All of the material below is to be repeated exactly.

Dataset records
__________
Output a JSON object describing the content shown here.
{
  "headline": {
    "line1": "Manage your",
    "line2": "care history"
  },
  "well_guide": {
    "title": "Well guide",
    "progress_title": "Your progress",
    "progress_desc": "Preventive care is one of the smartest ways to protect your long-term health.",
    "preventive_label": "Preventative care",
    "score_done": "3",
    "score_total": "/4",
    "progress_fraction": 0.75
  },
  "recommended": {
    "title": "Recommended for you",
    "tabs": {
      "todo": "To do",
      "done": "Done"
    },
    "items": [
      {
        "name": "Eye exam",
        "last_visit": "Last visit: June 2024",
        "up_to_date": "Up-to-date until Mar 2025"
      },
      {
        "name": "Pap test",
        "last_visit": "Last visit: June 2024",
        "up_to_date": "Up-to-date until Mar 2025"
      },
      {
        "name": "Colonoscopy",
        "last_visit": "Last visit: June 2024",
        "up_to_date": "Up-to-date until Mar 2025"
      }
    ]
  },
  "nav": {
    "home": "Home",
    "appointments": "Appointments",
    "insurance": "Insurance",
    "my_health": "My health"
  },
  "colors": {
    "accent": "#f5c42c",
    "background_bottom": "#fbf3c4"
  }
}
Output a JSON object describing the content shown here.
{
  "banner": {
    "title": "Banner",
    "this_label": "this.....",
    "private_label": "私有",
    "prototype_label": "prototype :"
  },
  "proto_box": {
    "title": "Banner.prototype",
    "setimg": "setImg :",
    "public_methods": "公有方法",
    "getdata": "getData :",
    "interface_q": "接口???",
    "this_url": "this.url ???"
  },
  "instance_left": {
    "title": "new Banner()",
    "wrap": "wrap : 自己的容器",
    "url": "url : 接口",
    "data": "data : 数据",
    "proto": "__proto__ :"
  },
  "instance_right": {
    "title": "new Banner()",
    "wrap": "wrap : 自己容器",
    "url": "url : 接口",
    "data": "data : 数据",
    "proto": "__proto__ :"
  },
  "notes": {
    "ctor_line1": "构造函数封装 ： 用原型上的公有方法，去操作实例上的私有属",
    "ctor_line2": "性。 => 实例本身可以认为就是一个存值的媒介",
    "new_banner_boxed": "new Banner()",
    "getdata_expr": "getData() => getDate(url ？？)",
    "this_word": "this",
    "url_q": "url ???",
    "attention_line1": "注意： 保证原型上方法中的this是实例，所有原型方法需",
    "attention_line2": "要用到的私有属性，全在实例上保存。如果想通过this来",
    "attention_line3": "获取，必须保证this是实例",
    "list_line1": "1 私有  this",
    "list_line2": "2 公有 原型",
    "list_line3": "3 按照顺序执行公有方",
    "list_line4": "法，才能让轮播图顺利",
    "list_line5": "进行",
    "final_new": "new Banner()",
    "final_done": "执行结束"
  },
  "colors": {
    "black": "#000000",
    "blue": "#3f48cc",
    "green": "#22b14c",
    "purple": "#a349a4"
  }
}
__________
◆ Written solution
Output a JSON object describing the content shown here.
{
  "headline": {
    "line1": "Manage your",
    "line2": "care history"
  },
  "well_guide": {
    "title": "Well guide",
    "progress_title": "Your progress",
    "progress_desc": "Preventive care is one of the smartest ways to protect your long-term health.",
    "preventive_label": "Preventative care",
    "score_done": "3",
    "score_total": "/4",
    "progress_fraction": 0.75
  },
  "recommended": {
    "title": "Recommended for you",
    "tabs": {
      "todo": "To do",
      "done": "Done"
    },
    "items": [
      {
        "name": "Eye exam",
        "last_visit": "Last visit: June 2024",
        "up_to_date": "Up-to-date until Mar 2025"
      },
      {
        "name": "Pap test",
        "last_visit": "Last visit: June 2024",
        "up_to_date": "Up-to-date until Mar 2025"
      },
      {
        "name": "Colonoscopy",
        "last_visit": "Last visit: June 2024",
        "up_to_date": "Up-to-date until Mar 2025"
      }
    ]
  },
  "nav": {
    "home": "Home",
    "appointments": "Appointments",
    "insurance": "Insurance",
    "my_health": "My health"
  },
  "colors": {
    "accent": "#f5c42c",
    "background_bottom": "#fbf3c4"
  }
}
Output a JSON object describing the content shown here.
{
  "banner": {
    "title": "Banner",
    "this_label": "this.....",
    "private_label": "私有",
    "prototype_label": "prototype :"
  },
  "proto_box": {
    "title": "Banner.prototype",
    "setimg": "setImg :",
    "public_methods": "公有方法",
    "getdata": "getData :",
    "interface_q": "接口???",
    "this_url": "this.url ???"
  },
  "instance_left": {
    "title": "new Banner()",
    "wrap": "wrap : 自己的容器",
    "url": "url : 接口",
    "data": "data : 数据",
    "proto": "__proto__ :"
  },
  "instance_right": {
    "title": "new Banner()",
    "wrap": "wrap : 自己容器",
    "url": "url : 接口",
    "data": "data : 数据",
    "proto": "__proto__ :"
  },
  "notes": {
    "ctor_line1": "构造函数封装 ： 用原型上的公有方法，去操作实例上的私有属",
    "ctor_line2": "性。 => 实例本身可以认为就是一个存值的媒介",
    "new_banner_boxed": "new Banner()",
    "getdata_expr": "getData() => getDate(url ？？)",
    "this_word": "this",
    "url_q": "url ???",
    "attention_line1": "注意： 保证原型上方法中的this是实例，所有原型方法需",
    "attention_line2": "要用到的私有属性，全在实例上保存。如果想通过this来",
    "attention_line3": "获取，必须保证this是实例",
    "list_line1": "1 私有  this",
    "list_line2": "2 公有 原型",
    "list_line3": "3 按照顺序执行公有方",
    "list_line4": "法，才能让轮播图顺利",
    "list_line5": "进行",
    "final_new": "new Banner()",
    "final_done": "执行结束"
  },
  "colors": {
    "black": "#000000",
    "blue": "#3f48cc",
    "green": "#22b14c",
    "purple": "#a349a4"
  }
}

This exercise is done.